Excerpted data:
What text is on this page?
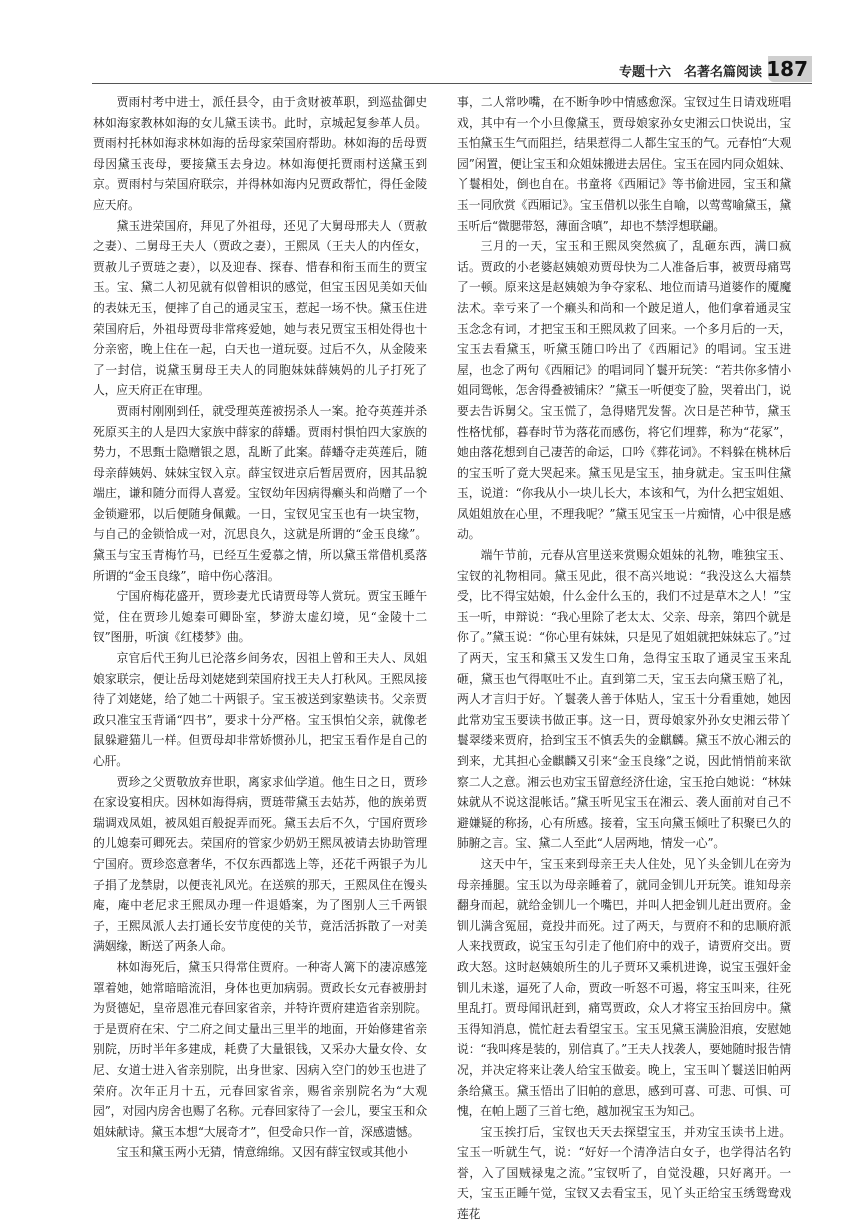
专题十六　名著名篇阅读 187

贾雨村考中进士，派任县令，由于贪财被革职，到巡盐御史林如海家教林如海的女儿黛玉读书。此时，京城起复参革人员。贾雨村托林如海求林如海的岳母家荣国府帮助。林如海的岳母贾母因黛玉丧母，要接黛玉去身边。林如海便托贾雨村送黛玉到京。贾雨村与荣国府联宗，并得林如海内兄贾政帮忙，得任金陵应天府。

黛玉进荣国府，拜见了外祖母，还见了大舅母邢夫人（贾赦之妻）、二舅母王夫人（贾政之妻），王熙凤（王夫人的内侄女，贾赦儿子贾琏之妻），以及迎春、探春、惜春和衔玉而生的贾宝玉。宝、黛二人初见就有似曾相识的感觉，但宝玉因见美如天仙的表妹无玉，便摔了自己的通灵宝玉，惹起一场不快。黛玉住进荣国府后，外祖母贾母非常疼爱她，她与表兄贾宝玉相处得也十分亲密，晚上住在一起，白天也一道玩耍。过后不久，从金陵来了一封信，说黛玉舅母王夫人的同胞妹妹薛姨妈的儿子打死了人，应天府正在审理。

贾雨村刚刚到任，就受理英莲被拐杀人一案。抢夺英莲并杀死原买主的人是四大家族中薛家的薛蟠。贾雨村惧怕四大家族的势力，不思甄士隐赠银之恩，乱断了此案。薛蟠夺走英莲后，随母亲薛姨妈、妹妹宝钗入京。薛宝钗进京后暂居贾府，因其品貌端庄，谦和随分而得人喜爱。宝钗幼年因病得癞头和尚赠了一个金锁避邪，以后便随身佩戴。一日，宝钗见宝玉也有一块宝物，与自己的金锁恰成一对，沉思良久，这就是所谓的“金玉良缘”。黛玉与宝玉青梅竹马，已经互生爱慕之情，所以黛玉常借机奚落所谓的“金玉良缘”，暗中伤心落泪。

宁国府梅花盛开，贾珍妻尤氏请贾母等人赏玩。贾宝玉睡午觉，住在贾珍儿媳秦可卿卧室，梦游太虚幻境，见“金陵十二钗”图册，听演《红楼梦》曲。

京官后代王狗儿已沦落乡间务农，因祖上曾和王夫人、凤姐娘家联宗，便让岳母刘姥姥到荣国府找王夫人打秋风。王熙凤接待了刘姥姥，给了她二十两银子。宝玉被送到家塾读书。父亲贾政只准宝玉背诵“四书”，要求十分严格。宝玉惧怕父亲，就像老鼠躲避猫儿一样。但贾母却非常娇惯孙儿，把宝玉看作是自己的心肝。

贾珍之父贾敬放弃世职，离家求仙学道。他生日之日，贾珍在家设宴相庆。因林如海得病，贾琏带黛玉去姑苏，他的族弟贾瑞调戏凤姐，被凤姐百般捉弄而死。黛玉去后不久，宁国府贾珍的儿媳秦可卿死去。荣国府的管家少奶奶王熙凤被请去协助管理宁国府。贾珍恣意奢华，不仅东西都选上等，还花千两银子为儿子捐了龙禁尉，以便丧礼风光。在送殡的那天，王熙凤住在馒头庵，庵中老尼求王熙凤办理一件退婚案，为了图别人三千两银子，王熙凤派人去打通长安节度使的关节，竟活活拆散了一对美满姻缘，断送了两条人命。

林如海死后，黛玉只得常住贾府。一种寄人篱下的凄凉感笼罩着她，她常暗暗流泪，身体也更加病弱。贾政长女元春被册封为贤德妃，皇帝恩准元春回家省亲，并特许贾府建造省亲别院。于是贾府在宋、宁二府之间丈量出三里半的地面，开始修建省亲别院，历时半年多建成，耗费了大量银钱，又采办大量女伶、女尼、女道士进入省亲别院，出身世家、因病入空门的妙玉也进了荣府。次年正月十五，元春回家省亲，赐省亲别院名为“大观园”，对园内房舍也赐了名称。元春回家待了一会儿，要宝玉和众姐妹献诗。黛玉本想“大展奇才”，但受命只作一首，深感遗憾。

宝玉和黛玉两小无猜，情意绵绵。又因有薛宝钗或其他小

事，二人常吵嘴，在不断争吵中情感愈深。宝钗过生日请戏班唱戏，其中有一个小旦像黛玉，贾母娘家孙女史湘云口快说出，宝玉怕黛玉生气而阻拦，结果惹得二人都生宝玉的气。元春怕“大观园”闲置，便让宝玉和众姐妹搬进去居住。宝玉在园内同众姐妹、丫鬟相处，倒也自在。书童将《西厢记》等书偷进园，宝玉和黛玉一同欣赏《西厢记》。宝玉借机以张生自喻，以莺莺喻黛玉，黛玉听后“微腮带怒，薄面含嗔”，却也不禁浮想联翩。

三月的一天，宝玉和王熙凤突然疯了，乱砸东西，满口疯话。贾政的小老婆赵姨娘劝贾母快为二人准备后事，被贾母痛骂了一顿。原来这是赵姨娘为争夺家私、地位而请马道婆作的魇魔法术。幸亏来了一个癞头和尚和一个跛足道人，他们拿着通灵宝玉念念有词，才把宝玉和王熙凤救了回来。一个多月后的一天，宝玉去看黛玉，听黛玉随口吟出了《西厢记》的唱词。宝玉进屋，也念了两句《西厢记》的唱词同丫鬟开玩笑：“若共你多情小姐同鸳帐，怎舍得叠被铺床？”黛玉一听便变了脸，哭着出门，说要去告诉舅父。宝玉慌了，急得赌咒发誓。次日是芒种节，黛玉性格忧郁，暮春时节为落花而感伤，将它们埋葬，称为“花冢”，她由落花想到自己凄苦的命运，口吟《葬花词》。不料躲在桃林后的宝玉听了竟大哭起来。黛玉见是宝玉，抽身就走。宝玉叫住黛玉，说道：“你我从小一块儿长大，本该和气，为什么把宝姐姐、凤姐姐放在心里，不理我呢？”黛玉见宝玉一片痴情，心中很是感动。

端午节前，元春从宫里送来赏赐众姐妹的礼物，唯独宝玉、宝钗的礼物相同。黛玉见此，很不高兴地说：“我没这么大福禁受，比不得宝姑娘，什么金什么玉的，我们不过是草木之人！”宝玉一听，申辩说：“我心里除了老太太、父亲、母亲，第四个就是你了。”黛玉说：“你心里有妹妹，只是见了姐姐就把妹妹忘了。”过了两天，宝玉和黛玉又发生口角，急得宝玉取了通灵宝玉来乱砸，黛玉也气得呕吐不止。直到第二天，宝玉去向黛玉赔了礼，两人才言归于好。丫鬟袭人善于体贴人，宝玉十分看重她，她因此常劝宝玉要读书做正事。这一日，贾母娘家外孙女史湘云带丫鬟翠缕来贾府，拾到宝玉不慎丢失的金麒麟。黛玉不放心湘云的到来，尤其担心金麒麟又引来“金玉良缘”之说，因此悄悄前来欲察二人之意。湘云也劝宝玉留意经济仕途，宝玉抢白她说：“林妹妹就从不说这混帐话。”黛玉听见宝玉在湘云、袭人面前对自己不避嫌疑的称扬，心有所感。接着，宝玉向黛玉倾吐了积聚已久的肺腑之言。宝、黛二人至此“人居两地，情发一心”。

这天中午，宝玉来到母亲王夫人住处，见丫头金钏儿在旁为母亲捶腿。宝玉以为母亲睡着了，就同金钏儿开玩笑。谁知母亲翻身而起，就给金钏儿一个嘴巴，并叫人把金钏儿赶出贾府。金钏儿满含冤屈，竟投井而死。过了两天，与贾府不和的忠顺府派人来找贾政，说宝玉勾引走了他们府中的戏子，请贾府交出。贾政大怒。这时赵姨娘所生的儿子贾环又乘机进谗，说宝玉强奸金钏儿未遂，逼死了人命，贾政一听怒不可遏，将宝玉叫来，往死里乱打。贾母闻讯赶到，痛骂贾政，众人才将宝玉抬回房中。黛玉得知消息，慌忙赶去看望宝玉。宝玉见黛玉满脸泪痕，安慰她说：“我叫疼是装的，别信真了。”王夫人找袭人，要她随时报告情况，并决定将来让袭人给宝玉做妾。晚上，宝玉叫丫鬟送旧帕两条给黛玉。黛玉悟出了旧帕的意思，感到可喜、可悲、可惧、可愧，在帕上题了三首七绝，越加视宝玉为知己。

宝玉挨打后，宝钗也天天去探望宝玉，并劝宝玉读书上进。宝玉一听就生气，说：“好好一个清净洁白女子，也学得沽名钓誉，入了国贼禄鬼之流。”宝钗听了，自觉没趣，只好离开。一天，宝玉正睡午觉，宝钗又去看宝玉，见丫头正给宝玉绣鸳鸯戏莲花
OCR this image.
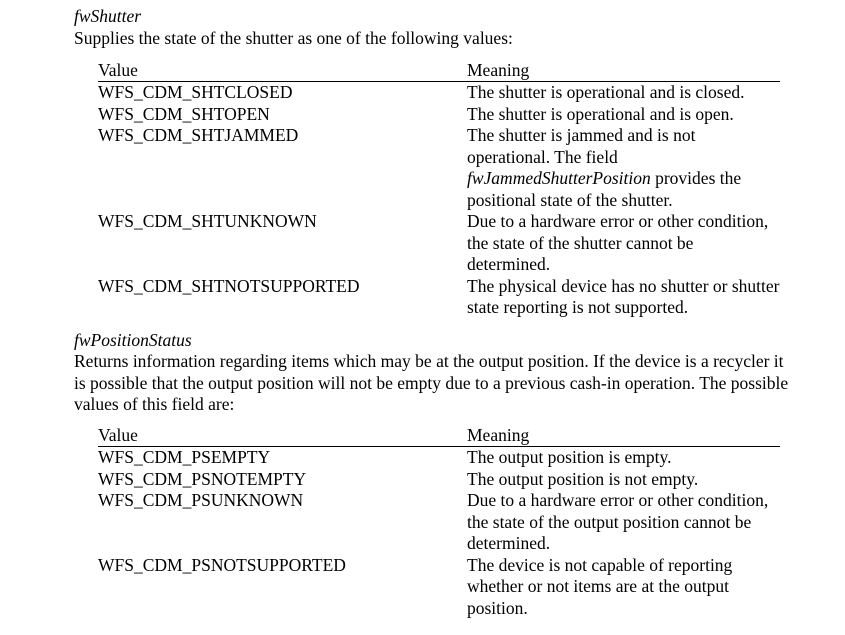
fwShutter
Supplies the state of the shutter as one of the following values:
Value	Meaning
WFS_CDM_SHTCLOSED	The shutter is operational and is closed.
WFS_CDM_SHTOPEN	The shutter is operational and is open.
WFS_CDM_SHTJAMMED	The shutter is jammed and is not operational. The field fwJammedShutterPosition provides the positional state of the shutter.
WFS_CDM_SHTUNKNOWN	Due to a hardware error or other condition, the state of the shutter cannot be determined.
WFS_CDM_SHTNOTSUPPORTED	The physical device has no shutter or shutter state reporting is not supported.
fwPositionStatus
Returns information regarding items which may be at the output position. If the device is a recycler it is possible that the output position will not be empty due to a previous cash-in operation. The possible values of this field are:
Value	Meaning
WFS_CDM_PSEMPTY	The output position is empty.
WFS_CDM_PSNOTEMPTY	The output position is not empty.
WFS_CDM_PSUNKNOWN	Due to a hardware error or other condition, the state of the output position cannot be determined.
WFS_CDM_PSNOTSUPPORTED	The device is not capable of reporting whether or not items are at the output position.
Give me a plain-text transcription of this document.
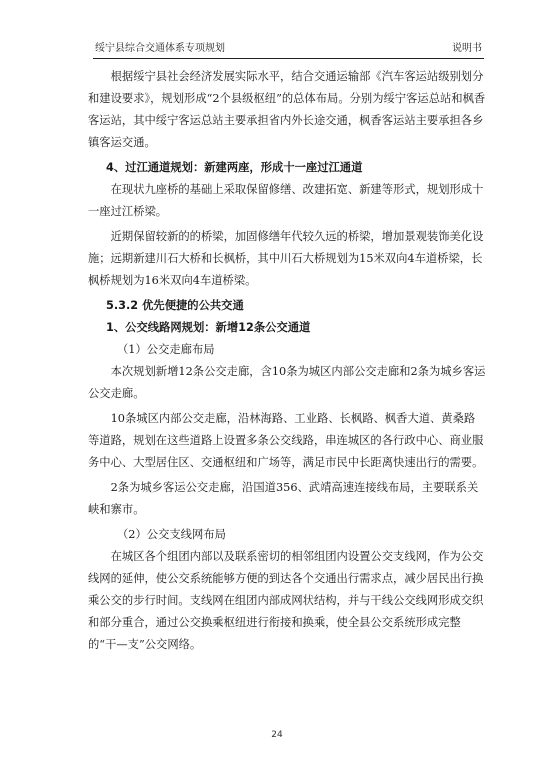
绥宁县综合交通体系专项规划	说明书

根据绥宁县社会经济发展实际水平，结合交通运输部《汽车客运站级别划分和建设要求》，规划形成“2个县级枢纽”的总体布局。分别为绥宁客运总站和枫香客运站，其中绥宁客运总站主要承担省内外长途交通，枫香客运站主要承担各乡镇客运交通。

4、过江通道规划：新建两座，形成十一座过江通道

在现状九座桥的基础上采取保留修缮、改建拓宽、新建等形式，规划形成十一座过江桥梁。

近期保留较新的的桥梁，加固修缮年代较久远的桥梁，增加景观装饰美化设施；远期新建川石大桥和长枫桥，其中川石大桥规划为15米双向4车道桥梁，长枫桥规划为16米双向4车道桥梁。

5.3.2 优先便捷的公共交通

1、公交线路网规划：新增12条公交通道

（1）公交走廊布局

本次规划新增12条公交走廊，含10条为城区内部公交走廊和2条为城乡客运公交走廊。

10条城区内部公交走廊，沿林海路、工业路、长枫路、枫香大道、黄桑路等道路，规划在这些道路上设置多条公交线路，串连城区的各行政中心、商业服务中心、大型居住区、交通枢纽和广场等，满足市民中长距离快速出行的需要。

2条为城乡客运公交走廊，沿国道356、武靖高速连接线布局，主要联系关峡和寨市。

（2）公交支线网布局

在城区各个组团内部以及联系密切的相邻组团内设置公交支线网，作为公交线网的延伸，使公交系统能够方便的到达各个交通出行需求点，减少居民出行换乘公交的步行时间。支线网在组团内部成网状结构，并与干线公交线网形成交织和部分重合，通过公交换乘枢纽进行衔接和换乘，使全县公交系统形成完整的“干—支”公交网络。

24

The exercise: From the entries above, copy each line holding "field".

Result of this exercise:
WFS_CDM_SHTJAMMED	The shutter is jammed and is not operational. The field fwJammedShutterPosition provides the positional state of the shutter.
Returns information regarding items which may be at the output position. If the device is a recycler it is possible that the output position will not be empty due to a previous cash-in operation. The possible values of this field are:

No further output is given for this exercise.